To be done:
Copy every line of the material below character for character, leaving nothing out and changing nothing.

Supplied records:

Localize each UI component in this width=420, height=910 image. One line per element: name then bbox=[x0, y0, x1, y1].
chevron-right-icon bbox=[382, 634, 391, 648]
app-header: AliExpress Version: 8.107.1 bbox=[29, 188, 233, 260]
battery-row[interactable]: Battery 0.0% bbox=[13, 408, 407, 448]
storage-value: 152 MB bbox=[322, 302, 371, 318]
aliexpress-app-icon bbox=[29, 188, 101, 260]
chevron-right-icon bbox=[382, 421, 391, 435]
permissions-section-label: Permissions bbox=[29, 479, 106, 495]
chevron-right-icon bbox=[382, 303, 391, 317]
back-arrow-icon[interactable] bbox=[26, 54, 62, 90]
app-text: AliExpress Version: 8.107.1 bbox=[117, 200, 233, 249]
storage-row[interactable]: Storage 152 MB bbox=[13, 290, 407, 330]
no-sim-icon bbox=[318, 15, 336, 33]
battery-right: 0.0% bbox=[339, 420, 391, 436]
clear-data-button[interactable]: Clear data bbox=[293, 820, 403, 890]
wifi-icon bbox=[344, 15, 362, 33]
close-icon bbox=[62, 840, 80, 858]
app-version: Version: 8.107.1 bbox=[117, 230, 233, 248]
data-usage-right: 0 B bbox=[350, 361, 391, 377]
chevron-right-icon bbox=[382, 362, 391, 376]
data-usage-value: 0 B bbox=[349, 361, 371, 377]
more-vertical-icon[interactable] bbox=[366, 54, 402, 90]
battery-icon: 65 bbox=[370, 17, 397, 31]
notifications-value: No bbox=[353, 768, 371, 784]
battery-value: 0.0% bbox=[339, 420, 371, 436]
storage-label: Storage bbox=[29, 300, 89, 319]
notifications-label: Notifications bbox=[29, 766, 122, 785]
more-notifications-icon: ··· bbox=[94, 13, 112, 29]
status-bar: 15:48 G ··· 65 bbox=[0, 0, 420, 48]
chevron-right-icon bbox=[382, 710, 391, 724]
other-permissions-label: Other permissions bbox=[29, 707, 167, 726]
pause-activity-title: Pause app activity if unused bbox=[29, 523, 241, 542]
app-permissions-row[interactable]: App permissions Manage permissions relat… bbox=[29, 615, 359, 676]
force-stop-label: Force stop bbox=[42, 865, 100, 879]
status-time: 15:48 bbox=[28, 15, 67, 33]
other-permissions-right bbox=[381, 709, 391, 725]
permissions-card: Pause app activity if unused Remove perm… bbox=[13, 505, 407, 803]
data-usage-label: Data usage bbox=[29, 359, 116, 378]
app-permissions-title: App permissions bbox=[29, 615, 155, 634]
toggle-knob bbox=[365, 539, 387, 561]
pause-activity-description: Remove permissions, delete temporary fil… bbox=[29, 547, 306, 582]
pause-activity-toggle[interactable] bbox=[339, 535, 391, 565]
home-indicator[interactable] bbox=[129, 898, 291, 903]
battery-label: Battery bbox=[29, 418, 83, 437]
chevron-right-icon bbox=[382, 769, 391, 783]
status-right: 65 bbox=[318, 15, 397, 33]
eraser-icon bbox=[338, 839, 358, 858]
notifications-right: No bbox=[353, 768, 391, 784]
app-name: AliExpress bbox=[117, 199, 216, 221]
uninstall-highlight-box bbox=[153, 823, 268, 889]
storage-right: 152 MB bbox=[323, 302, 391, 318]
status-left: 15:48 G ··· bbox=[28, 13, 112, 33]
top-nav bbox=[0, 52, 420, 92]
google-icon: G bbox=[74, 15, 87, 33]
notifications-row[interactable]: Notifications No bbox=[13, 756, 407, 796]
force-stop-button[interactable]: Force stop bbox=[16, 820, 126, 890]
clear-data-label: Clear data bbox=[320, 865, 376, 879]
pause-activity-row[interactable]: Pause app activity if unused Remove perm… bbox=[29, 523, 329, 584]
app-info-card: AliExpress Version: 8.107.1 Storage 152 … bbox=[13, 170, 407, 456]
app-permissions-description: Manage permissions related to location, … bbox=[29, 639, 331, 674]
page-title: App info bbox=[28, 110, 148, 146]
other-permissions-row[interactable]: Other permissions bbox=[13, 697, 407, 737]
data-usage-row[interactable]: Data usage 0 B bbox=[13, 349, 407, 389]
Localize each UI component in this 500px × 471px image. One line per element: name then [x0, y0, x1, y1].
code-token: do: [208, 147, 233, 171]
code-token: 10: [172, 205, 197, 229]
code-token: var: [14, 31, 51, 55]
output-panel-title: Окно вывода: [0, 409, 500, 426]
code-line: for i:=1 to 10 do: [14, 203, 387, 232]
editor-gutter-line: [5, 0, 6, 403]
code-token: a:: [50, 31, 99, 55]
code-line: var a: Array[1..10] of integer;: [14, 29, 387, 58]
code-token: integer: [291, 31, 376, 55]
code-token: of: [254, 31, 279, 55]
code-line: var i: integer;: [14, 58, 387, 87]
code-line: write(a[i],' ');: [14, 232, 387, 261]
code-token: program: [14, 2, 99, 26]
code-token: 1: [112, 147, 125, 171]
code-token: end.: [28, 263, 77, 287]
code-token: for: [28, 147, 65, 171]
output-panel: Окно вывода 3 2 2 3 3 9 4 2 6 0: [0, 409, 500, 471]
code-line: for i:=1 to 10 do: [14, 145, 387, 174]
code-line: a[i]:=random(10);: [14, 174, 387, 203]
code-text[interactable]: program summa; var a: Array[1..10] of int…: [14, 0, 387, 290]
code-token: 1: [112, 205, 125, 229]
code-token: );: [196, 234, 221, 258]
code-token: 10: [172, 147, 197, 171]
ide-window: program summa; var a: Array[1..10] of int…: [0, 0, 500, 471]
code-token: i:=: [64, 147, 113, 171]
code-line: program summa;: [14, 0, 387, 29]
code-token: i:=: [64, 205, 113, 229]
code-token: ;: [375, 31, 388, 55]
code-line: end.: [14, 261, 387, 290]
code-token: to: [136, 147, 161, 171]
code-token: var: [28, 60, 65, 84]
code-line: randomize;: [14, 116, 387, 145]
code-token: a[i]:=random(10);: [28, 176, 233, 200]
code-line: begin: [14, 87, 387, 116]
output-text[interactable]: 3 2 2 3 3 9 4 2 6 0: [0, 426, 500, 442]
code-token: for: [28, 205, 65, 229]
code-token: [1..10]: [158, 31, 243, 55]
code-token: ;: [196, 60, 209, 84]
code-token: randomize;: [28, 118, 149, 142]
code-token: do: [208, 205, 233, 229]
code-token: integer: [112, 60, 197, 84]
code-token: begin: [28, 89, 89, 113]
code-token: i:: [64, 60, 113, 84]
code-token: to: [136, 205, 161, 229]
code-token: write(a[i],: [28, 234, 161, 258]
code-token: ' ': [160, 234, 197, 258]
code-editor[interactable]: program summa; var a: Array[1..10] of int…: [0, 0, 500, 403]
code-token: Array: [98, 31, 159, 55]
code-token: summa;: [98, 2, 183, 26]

The completed task:
Localize each UI component in this width=420, height=910 image. One line per element: name then bbox=[x0, y0, x1, y1].
chevron-right-icon bbox=[382, 634, 391, 648]
app-header: AliExpress Version: 8.107.1 bbox=[29, 188, 233, 260]
battery-row[interactable]: Battery 0.0% bbox=[13, 408, 407, 448]
storage-value: 152 MB bbox=[322, 302, 371, 318]
aliexpress-app-icon bbox=[29, 188, 101, 260]
chevron-right-icon bbox=[382, 421, 391, 435]
permissions-section-label: Permissions bbox=[29, 479, 106, 495]
chevron-right-icon bbox=[382, 303, 391, 317]
back-arrow-icon[interactable] bbox=[26, 54, 62, 90]
app-text: AliExpress Version: 8.107.1 bbox=[117, 200, 233, 249]
storage-row[interactable]: Storage 152 MB bbox=[13, 290, 407, 330]
no-sim-icon bbox=[318, 15, 336, 33]
battery-right: 0.0% bbox=[339, 420, 391, 436]
clear-data-button[interactable]: Clear data bbox=[293, 820, 403, 890]
wifi-icon bbox=[344, 15, 362, 33]
close-icon bbox=[62, 840, 80, 858]
app-version: Version: 8.107.1 bbox=[117, 230, 233, 248]
data-usage-right: 0 B bbox=[350, 361, 391, 377]
chevron-right-icon bbox=[382, 362, 391, 376]
data-usage-value: 0 B bbox=[349, 361, 371, 377]
more-vertical-icon[interactable] bbox=[366, 54, 402, 90]
battery-icon: 65 bbox=[370, 17, 397, 31]
notifications-value: No bbox=[353, 768, 371, 784]
battery-value: 0.0% bbox=[339, 420, 371, 436]
storage-label: Storage bbox=[29, 300, 89, 319]
notifications-label: Notifications bbox=[29, 766, 122, 785]
more-notifications-icon: ··· bbox=[94, 13, 112, 29]
status-bar: 15:48 G ··· 65 bbox=[0, 0, 420, 48]
chevron-right-icon bbox=[382, 710, 391, 724]
other-permissions-label: Other permissions bbox=[29, 707, 167, 726]
pause-activity-title: Pause app activity if unused bbox=[29, 523, 241, 542]
app-permissions-row[interactable]: App permissions Manage permissions relat… bbox=[29, 615, 359, 676]
force-stop-label: Force stop bbox=[42, 865, 100, 879]
status-time: 15:48 bbox=[28, 15, 67, 33]
other-permissions-right bbox=[381, 709, 391, 725]
permissions-card: Pause app activity if unused Remove perm… bbox=[13, 505, 407, 803]
data-usage-label: Data usage bbox=[29, 359, 116, 378]
app-permissions-title: App permissions bbox=[29, 615, 155, 634]
toggle-knob bbox=[365, 539, 387, 561]
pause-activity-description: Remove permissions, delete temporary fil… bbox=[29, 547, 306, 582]
pause-activity-toggle[interactable] bbox=[339, 535, 391, 565]
home-indicator[interactable] bbox=[129, 898, 291, 903]
battery-label: Battery bbox=[29, 418, 83, 437]
chevron-right-icon bbox=[382, 769, 391, 783]
status-right: 65 bbox=[318, 15, 397, 33]
eraser-icon bbox=[338, 839, 358, 858]
notifications-right: No bbox=[353, 768, 391, 784]
app-name: AliExpress bbox=[117, 199, 216, 221]
uninstall-highlight-box bbox=[153, 823, 268, 889]
storage-right: 152 MB bbox=[323, 302, 391, 318]
status-left: 15:48 G ··· bbox=[28, 13, 112, 33]
top-nav bbox=[0, 52, 420, 92]
google-icon: G bbox=[74, 15, 87, 33]
notifications-row[interactable]: Notifications No bbox=[13, 756, 407, 796]
force-stop-button[interactable]: Force stop bbox=[16, 820, 126, 890]
clear-data-label: Clear data bbox=[320, 865, 376, 879]
pause-activity-row[interactable]: Pause app activity if unused Remove perm… bbox=[29, 523, 329, 584]
app-info-card: AliExpress Version: 8.107.1 Storage 152 … bbox=[13, 170, 407, 456]
app-permissions-description: Manage permissions related to location, … bbox=[29, 639, 331, 674]
page-title: App info bbox=[28, 110, 148, 146]
other-permissions-row[interactable]: Other permissions bbox=[13, 697, 407, 737]
data-usage-row[interactable]: Data usage 0 B bbox=[13, 349, 407, 389]
Localize each UI component in this 500px × 471px image. One line per element: name then [x0, y0, x1, y1].
code-token: do: [208, 147, 233, 171]
code-token: 10: [172, 205, 197, 229]
code-token: var: [14, 31, 51, 55]
output-panel-title: Окно вывода: [0, 409, 500, 426]
code-line: for i:=1 to 10 do: [14, 203, 387, 232]
editor-gutter-line: [5, 0, 6, 403]
code-token: a:: [50, 31, 99, 55]
code-line: var a: Array[1..10] of integer;: [14, 29, 387, 58]
code-token: integer: [291, 31, 376, 55]
code-token: of: [254, 31, 279, 55]
code-line: var i: integer;: [14, 58, 387, 87]
code-line: write(a[i],' ');: [14, 232, 387, 261]
code-token: program: [14, 2, 99, 26]
code-token: 1: [112, 147, 125, 171]
code-token: end.: [28, 263, 77, 287]
code-token: for: [28, 147, 65, 171]
output-panel: Окно вывода 3 2 2 3 3 9 4 2 6 0: [0, 409, 500, 471]
code-line: for i:=1 to 10 do: [14, 145, 387, 174]
code-line: a[i]:=random(10);: [14, 174, 387, 203]
code-text[interactable]: program summa; var a: Array[1..10] of int…: [14, 0, 387, 290]
code-token: 1: [112, 205, 125, 229]
code-token: );: [196, 234, 221, 258]
code-token: 10: [172, 147, 197, 171]
ide-window: program summa; var a: Array[1..10] of int…: [0, 0, 500, 471]
code-token: i:=: [64, 147, 113, 171]
code-line: program summa;: [14, 0, 387, 29]
code-token: i:=: [64, 205, 113, 229]
code-token: ;: [375, 31, 388, 55]
code-line: end.: [14, 261, 387, 290]
code-token: to: [136, 147, 161, 171]
code-token: var: [28, 60, 65, 84]
code-line: randomize;: [14, 116, 387, 145]
code-token: a[i]:=random(10);: [28, 176, 233, 200]
code-line: begin: [14, 87, 387, 116]
output-text[interactable]: 3 2 2 3 3 9 4 2 6 0: [0, 426, 500, 442]
code-token: for: [28, 205, 65, 229]
code-token: [1..10]: [158, 31, 243, 55]
code-token: ;: [196, 60, 209, 84]
code-token: randomize;: [28, 118, 149, 142]
code-token: do: [208, 205, 233, 229]
code-token: integer: [112, 60, 197, 84]
code-token: begin: [28, 89, 89, 113]
code-token: i:: [64, 60, 113, 84]
code-token: to: [136, 205, 161, 229]
code-token: write(a[i],: [28, 234, 161, 258]
code-token: ' ': [160, 234, 197, 258]
code-editor[interactable]: program summa; var a: Array[1..10] of int…: [0, 0, 500, 403]
code-token: Array: [98, 31, 159, 55]
code-token: summa;: [98, 2, 183, 26]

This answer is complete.